> [AIM OF THE TASK]
Below is a listing; write it out exactly and drop any images from it.

>> start MATERIAL FOR THE TASK

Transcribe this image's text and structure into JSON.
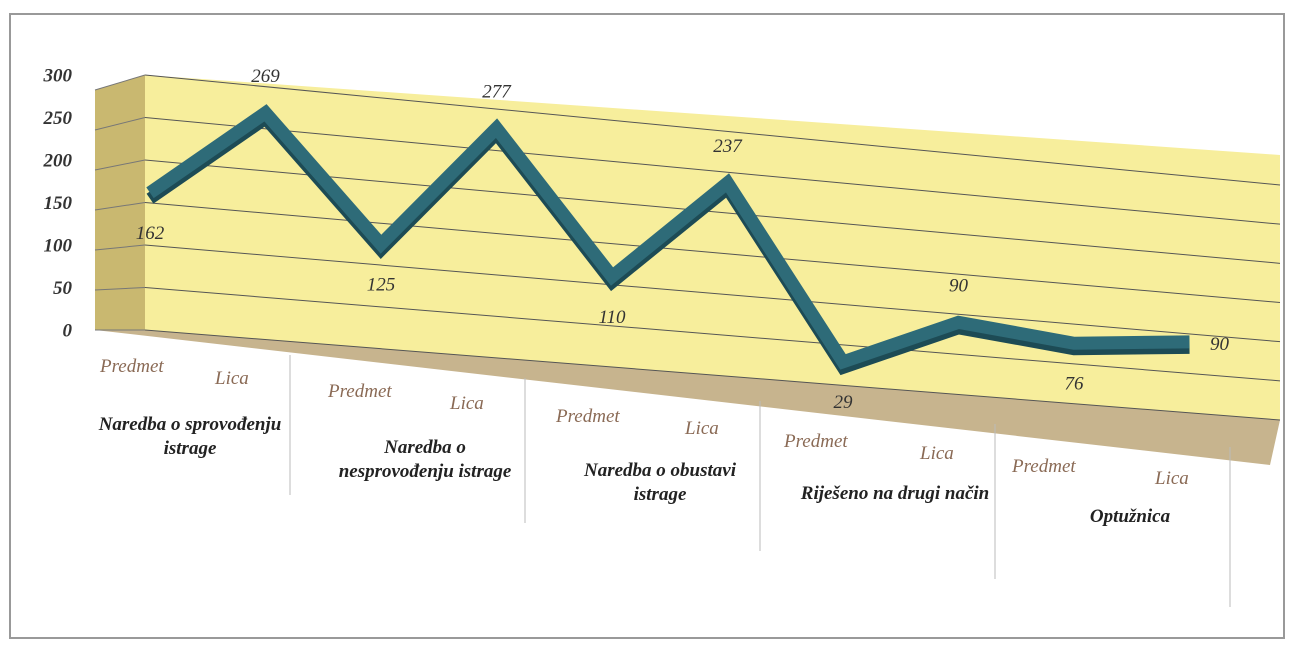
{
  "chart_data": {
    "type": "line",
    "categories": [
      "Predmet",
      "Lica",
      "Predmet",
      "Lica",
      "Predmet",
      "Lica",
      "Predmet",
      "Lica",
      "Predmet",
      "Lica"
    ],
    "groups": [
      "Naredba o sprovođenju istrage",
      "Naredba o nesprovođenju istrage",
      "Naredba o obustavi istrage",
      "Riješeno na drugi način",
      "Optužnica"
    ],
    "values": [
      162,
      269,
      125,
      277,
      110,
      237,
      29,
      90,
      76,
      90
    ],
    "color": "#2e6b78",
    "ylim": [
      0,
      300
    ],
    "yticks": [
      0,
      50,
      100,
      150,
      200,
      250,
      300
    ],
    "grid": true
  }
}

>> end MATERIAL FOR THE TASK

> [RESULT OF THIS EXERCISE]
Transcribe this image's text and structure into JSON.
{
  "chart_data": {
    "type": "line",
    "categories": [
      "Predmet",
      "Lica",
      "Predmet",
      "Lica",
      "Predmet",
      "Lica",
      "Predmet",
      "Lica",
      "Predmet",
      "Lica"
    ],
    "groups": [
      "Naredba o sprovođenju istrage",
      "Naredba o nesprovođenju istrage",
      "Naredba o obustavi istrage",
      "Riješeno na drugi način",
      "Optužnica"
    ],
    "values": [
      162,
      269,
      125,
      277,
      110,
      237,
      29,
      90,
      76,
      90
    ],
    "color": "#2e6b78",
    "ylim": [
      0,
      300
    ],
    "yticks": [
      0,
      50,
      100,
      150,
      200,
      250,
      300
    ],
    "grid": true
  }
}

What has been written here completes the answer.